_Records provided_
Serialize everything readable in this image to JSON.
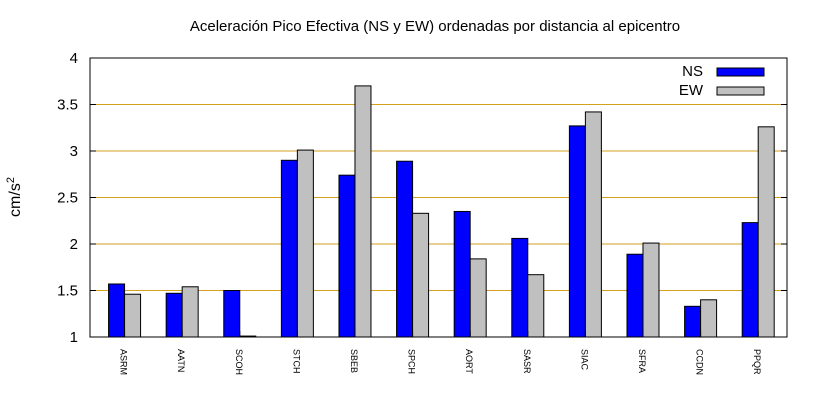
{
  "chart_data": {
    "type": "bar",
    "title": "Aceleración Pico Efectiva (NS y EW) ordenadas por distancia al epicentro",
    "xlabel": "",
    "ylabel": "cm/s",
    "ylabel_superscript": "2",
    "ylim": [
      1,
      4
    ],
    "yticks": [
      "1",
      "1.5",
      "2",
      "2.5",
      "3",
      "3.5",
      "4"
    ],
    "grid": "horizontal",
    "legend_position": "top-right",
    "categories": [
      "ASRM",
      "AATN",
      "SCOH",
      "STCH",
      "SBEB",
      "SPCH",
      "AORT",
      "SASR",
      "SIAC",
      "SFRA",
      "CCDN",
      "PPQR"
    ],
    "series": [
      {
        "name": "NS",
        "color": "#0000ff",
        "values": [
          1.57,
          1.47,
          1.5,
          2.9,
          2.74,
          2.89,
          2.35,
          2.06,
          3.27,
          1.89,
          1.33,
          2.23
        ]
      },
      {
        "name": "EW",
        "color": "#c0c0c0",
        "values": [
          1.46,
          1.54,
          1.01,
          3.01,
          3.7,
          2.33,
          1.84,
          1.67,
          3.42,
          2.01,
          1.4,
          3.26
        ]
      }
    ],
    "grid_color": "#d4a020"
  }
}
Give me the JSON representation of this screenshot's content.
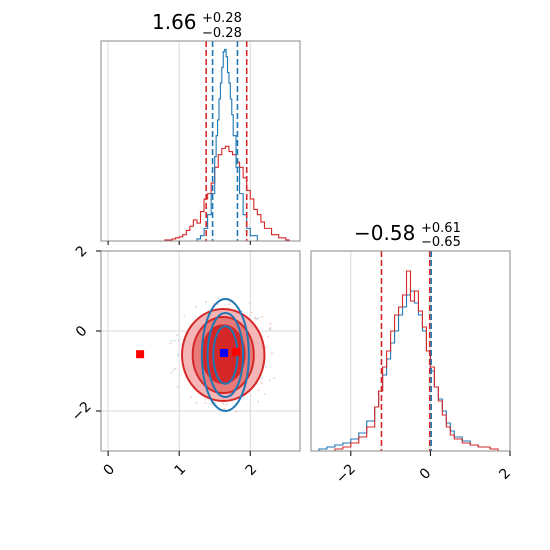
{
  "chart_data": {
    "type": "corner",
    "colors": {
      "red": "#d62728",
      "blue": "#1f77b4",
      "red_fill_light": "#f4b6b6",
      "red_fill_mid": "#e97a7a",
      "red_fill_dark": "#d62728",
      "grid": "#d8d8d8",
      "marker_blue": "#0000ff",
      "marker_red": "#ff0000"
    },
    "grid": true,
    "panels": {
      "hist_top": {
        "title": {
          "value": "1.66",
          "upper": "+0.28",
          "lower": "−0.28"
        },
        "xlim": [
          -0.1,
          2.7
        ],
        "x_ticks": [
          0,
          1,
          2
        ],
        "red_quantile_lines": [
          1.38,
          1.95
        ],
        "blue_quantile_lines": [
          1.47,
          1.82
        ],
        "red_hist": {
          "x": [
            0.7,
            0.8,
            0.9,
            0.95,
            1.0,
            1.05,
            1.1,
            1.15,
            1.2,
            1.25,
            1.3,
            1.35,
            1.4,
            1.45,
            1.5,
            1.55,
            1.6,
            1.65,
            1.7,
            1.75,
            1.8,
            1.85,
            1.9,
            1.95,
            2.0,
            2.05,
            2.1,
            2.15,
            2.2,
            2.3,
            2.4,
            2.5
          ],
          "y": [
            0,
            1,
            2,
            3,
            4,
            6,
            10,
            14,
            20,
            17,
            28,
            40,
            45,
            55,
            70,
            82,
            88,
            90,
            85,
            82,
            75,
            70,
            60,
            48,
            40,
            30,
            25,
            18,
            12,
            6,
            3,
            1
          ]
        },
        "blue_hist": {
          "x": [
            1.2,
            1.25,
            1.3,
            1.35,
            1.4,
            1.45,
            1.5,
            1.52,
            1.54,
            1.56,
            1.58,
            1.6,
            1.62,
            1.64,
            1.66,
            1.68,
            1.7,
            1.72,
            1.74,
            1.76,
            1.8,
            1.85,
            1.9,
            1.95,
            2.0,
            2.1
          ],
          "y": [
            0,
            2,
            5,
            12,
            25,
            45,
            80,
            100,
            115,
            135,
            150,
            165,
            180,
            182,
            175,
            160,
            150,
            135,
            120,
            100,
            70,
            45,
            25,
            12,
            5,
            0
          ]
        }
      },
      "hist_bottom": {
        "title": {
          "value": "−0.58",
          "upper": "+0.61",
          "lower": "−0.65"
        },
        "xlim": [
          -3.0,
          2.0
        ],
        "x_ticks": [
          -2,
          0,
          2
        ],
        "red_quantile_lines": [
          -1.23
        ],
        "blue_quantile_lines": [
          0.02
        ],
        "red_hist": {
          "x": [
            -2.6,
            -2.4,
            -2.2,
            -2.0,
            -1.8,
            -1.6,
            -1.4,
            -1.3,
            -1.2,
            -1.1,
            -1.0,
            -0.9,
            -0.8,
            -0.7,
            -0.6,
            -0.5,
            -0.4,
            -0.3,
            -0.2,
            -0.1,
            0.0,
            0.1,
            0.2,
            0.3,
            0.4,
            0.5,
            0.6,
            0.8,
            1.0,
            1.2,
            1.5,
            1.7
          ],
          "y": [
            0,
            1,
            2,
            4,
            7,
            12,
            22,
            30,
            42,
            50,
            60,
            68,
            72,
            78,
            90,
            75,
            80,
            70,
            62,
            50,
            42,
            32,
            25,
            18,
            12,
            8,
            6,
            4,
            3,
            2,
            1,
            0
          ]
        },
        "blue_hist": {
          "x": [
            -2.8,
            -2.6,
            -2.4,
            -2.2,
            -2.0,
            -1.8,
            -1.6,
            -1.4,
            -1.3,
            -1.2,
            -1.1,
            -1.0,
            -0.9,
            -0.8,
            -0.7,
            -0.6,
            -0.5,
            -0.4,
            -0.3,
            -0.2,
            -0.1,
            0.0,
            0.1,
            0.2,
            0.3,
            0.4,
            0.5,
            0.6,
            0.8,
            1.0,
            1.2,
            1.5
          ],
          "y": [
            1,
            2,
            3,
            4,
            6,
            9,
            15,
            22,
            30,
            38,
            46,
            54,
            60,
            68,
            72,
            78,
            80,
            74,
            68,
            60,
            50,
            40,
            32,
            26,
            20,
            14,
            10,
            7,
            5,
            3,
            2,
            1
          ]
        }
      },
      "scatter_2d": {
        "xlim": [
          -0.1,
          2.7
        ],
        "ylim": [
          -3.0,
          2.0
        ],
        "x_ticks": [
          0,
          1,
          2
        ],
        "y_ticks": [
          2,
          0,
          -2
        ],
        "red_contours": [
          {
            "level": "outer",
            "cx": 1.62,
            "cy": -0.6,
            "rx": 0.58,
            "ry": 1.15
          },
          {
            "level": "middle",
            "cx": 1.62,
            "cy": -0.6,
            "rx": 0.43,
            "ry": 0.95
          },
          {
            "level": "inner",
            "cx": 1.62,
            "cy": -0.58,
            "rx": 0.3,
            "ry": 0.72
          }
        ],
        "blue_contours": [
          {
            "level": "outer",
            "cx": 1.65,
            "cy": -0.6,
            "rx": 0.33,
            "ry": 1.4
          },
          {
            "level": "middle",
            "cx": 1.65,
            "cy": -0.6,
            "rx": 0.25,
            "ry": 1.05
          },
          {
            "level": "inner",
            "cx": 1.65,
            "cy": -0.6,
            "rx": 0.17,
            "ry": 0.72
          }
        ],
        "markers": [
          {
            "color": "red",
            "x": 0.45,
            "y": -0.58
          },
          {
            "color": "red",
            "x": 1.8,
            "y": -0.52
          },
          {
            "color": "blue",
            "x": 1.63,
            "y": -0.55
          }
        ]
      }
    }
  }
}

_Exercise objective_
Restate each line of the records exactly; pictures do not belong in the copy.

_Reply_
Serialize everything readable in this image to JSON.
{
  "chart_data": {
    "type": "bar",
    "title": "Aceleración Pico Efectiva (NS y EW) ordenadas por distancia al epicentro",
    "xlabel": "",
    "ylabel": "cm/s",
    "ylabel_superscript": "2",
    "ylim": [
      1,
      4
    ],
    "yticks": [
      "1",
      "1.5",
      "2",
      "2.5",
      "3",
      "3.5",
      "4"
    ],
    "grid": "horizontal",
    "legend_position": "top-right",
    "categories": [
      "ASRM",
      "AATN",
      "SCOH",
      "STCH",
      "SBEB",
      "SPCH",
      "AORT",
      "SASR",
      "SIAC",
      "SFRA",
      "CCDN",
      "PPQR"
    ],
    "series": [
      {
        "name": "NS",
        "color": "#0000ff",
        "values": [
          1.57,
          1.47,
          1.5,
          2.9,
          2.74,
          2.89,
          2.35,
          2.06,
          3.27,
          1.89,
          1.33,
          2.23
        ]
      },
      {
        "name": "EW",
        "color": "#c0c0c0",
        "values": [
          1.46,
          1.54,
          1.01,
          3.01,
          3.7,
          2.33,
          1.84,
          1.67,
          3.42,
          2.01,
          1.4,
          3.26
        ]
      }
    ],
    "grid_color": "#d4a020"
  }
}
Give me the JSON representation of this screenshot's content.
{
  "chart_data": {
    "type": "corner",
    "colors": {
      "red": "#d62728",
      "blue": "#1f77b4",
      "red_fill_light": "#f4b6b6",
      "red_fill_mid": "#e97a7a",
      "red_fill_dark": "#d62728",
      "grid": "#d8d8d8",
      "marker_blue": "#0000ff",
      "marker_red": "#ff0000"
    },
    "grid": true,
    "panels": {
      "hist_top": {
        "title": {
          "value": "1.66",
          "upper": "+0.28",
          "lower": "−0.28"
        },
        "xlim": [
          -0.1,
          2.7
        ],
        "x_ticks": [
          0,
          1,
          2
        ],
        "red_quantile_lines": [
          1.38,
          1.95
        ],
        "blue_quantile_lines": [
          1.47,
          1.82
        ],
        "red_hist": {
          "x": [
            0.7,
            0.8,
            0.9,
            0.95,
            1.0,
            1.05,
            1.1,
            1.15,
            1.2,
            1.25,
            1.3,
            1.35,
            1.4,
            1.45,
            1.5,
            1.55,
            1.6,
            1.65,
            1.7,
            1.75,
            1.8,
            1.85,
            1.9,
            1.95,
            2.0,
            2.05,
            2.1,
            2.15,
            2.2,
            2.3,
            2.4,
            2.5
          ],
          "y": [
            0,
            1,
            2,
            3,
            4,
            6,
            10,
            14,
            20,
            17,
            28,
            40,
            45,
            55,
            70,
            82,
            88,
            90,
            85,
            82,
            75,
            70,
            60,
            48,
            40,
            30,
            25,
            18,
            12,
            6,
            3,
            1
          ]
        },
        "blue_hist": {
          "x": [
            1.2,
            1.25,
            1.3,
            1.35,
            1.4,
            1.45,
            1.5,
            1.52,
            1.54,
            1.56,
            1.58,
            1.6,
            1.62,
            1.64,
            1.66,
            1.68,
            1.7,
            1.72,
            1.74,
            1.76,
            1.8,
            1.85,
            1.9,
            1.95,
            2.0,
            2.1
          ],
          "y": [
            0,
            2,
            5,
            12,
            25,
            45,
            80,
            100,
            115,
            135,
            150,
            165,
            180,
            182,
            175,
            160,
            150,
            135,
            120,
            100,
            70,
            45,
            25,
            12,
            5,
            0
          ]
        }
      },
      "hist_bottom": {
        "title": {
          "value": "−0.58",
          "upper": "+0.61",
          "lower": "−0.65"
        },
        "xlim": [
          -3.0,
          2.0
        ],
        "x_ticks": [
          -2,
          0,
          2
        ],
        "red_quantile_lines": [
          -1.23
        ],
        "blue_quantile_lines": [
          0.02
        ],
        "red_hist": {
          "x": [
            -2.6,
            -2.4,
            -2.2,
            -2.0,
            -1.8,
            -1.6,
            -1.4,
            -1.3,
            -1.2,
            -1.1,
            -1.0,
            -0.9,
            -0.8,
            -0.7,
            -0.6,
            -0.5,
            -0.4,
            -0.3,
            -0.2,
            -0.1,
            0.0,
            0.1,
            0.2,
            0.3,
            0.4,
            0.5,
            0.6,
            0.8,
            1.0,
            1.2,
            1.5,
            1.7
          ],
          "y": [
            0,
            1,
            2,
            4,
            7,
            12,
            22,
            30,
            42,
            50,
            60,
            68,
            72,
            78,
            90,
            75,
            80,
            70,
            62,
            50,
            42,
            32,
            25,
            18,
            12,
            8,
            6,
            4,
            3,
            2,
            1,
            0
          ]
        },
        "blue_hist": {
          "x": [
            -2.8,
            -2.6,
            -2.4,
            -2.2,
            -2.0,
            -1.8,
            -1.6,
            -1.4,
            -1.3,
            -1.2,
            -1.1,
            -1.0,
            -0.9,
            -0.8,
            -0.7,
            -0.6,
            -0.5,
            -0.4,
            -0.3,
            -0.2,
            -0.1,
            0.0,
            0.1,
            0.2,
            0.3,
            0.4,
            0.5,
            0.6,
            0.8,
            1.0,
            1.2,
            1.5
          ],
          "y": [
            1,
            2,
            3,
            4,
            6,
            9,
            15,
            22,
            30,
            38,
            46,
            54,
            60,
            68,
            72,
            78,
            80,
            74,
            68,
            60,
            50,
            40,
            32,
            26,
            20,
            14,
            10,
            7,
            5,
            3,
            2,
            1
          ]
        }
      },
      "scatter_2d": {
        "xlim": [
          -0.1,
          2.7
        ],
        "ylim": [
          -3.0,
          2.0
        ],
        "x_ticks": [
          0,
          1,
          2
        ],
        "y_ticks": [
          2,
          0,
          -2
        ],
        "red_contours": [
          {
            "level": "outer",
            "cx": 1.62,
            "cy": -0.6,
            "rx": 0.58,
            "ry": 1.15
          },
          {
            "level": "middle",
            "cx": 1.62,
            "cy": -0.6,
            "rx": 0.43,
            "ry": 0.95
          },
          {
            "level": "inner",
            "cx": 1.62,
            "cy": -0.58,
            "rx": 0.3,
            "ry": 0.72
          }
        ],
        "blue_contours": [
          {
            "level": "outer",
            "cx": 1.65,
            "cy": -0.6,
            "rx": 0.33,
            "ry": 1.4
          },
          {
            "level": "middle",
            "cx": 1.65,
            "cy": -0.6,
            "rx": 0.25,
            "ry": 1.05
          },
          {
            "level": "inner",
            "cx": 1.65,
            "cy": -0.6,
            "rx": 0.17,
            "ry": 0.72
          }
        ],
        "markers": [
          {
            "color": "red",
            "x": 0.45,
            "y": -0.58
          },
          {
            "color": "red",
            "x": 1.8,
            "y": -0.52
          },
          {
            "color": "blue",
            "x": 1.63,
            "y": -0.55
          }
        ]
      }
    }
  }
}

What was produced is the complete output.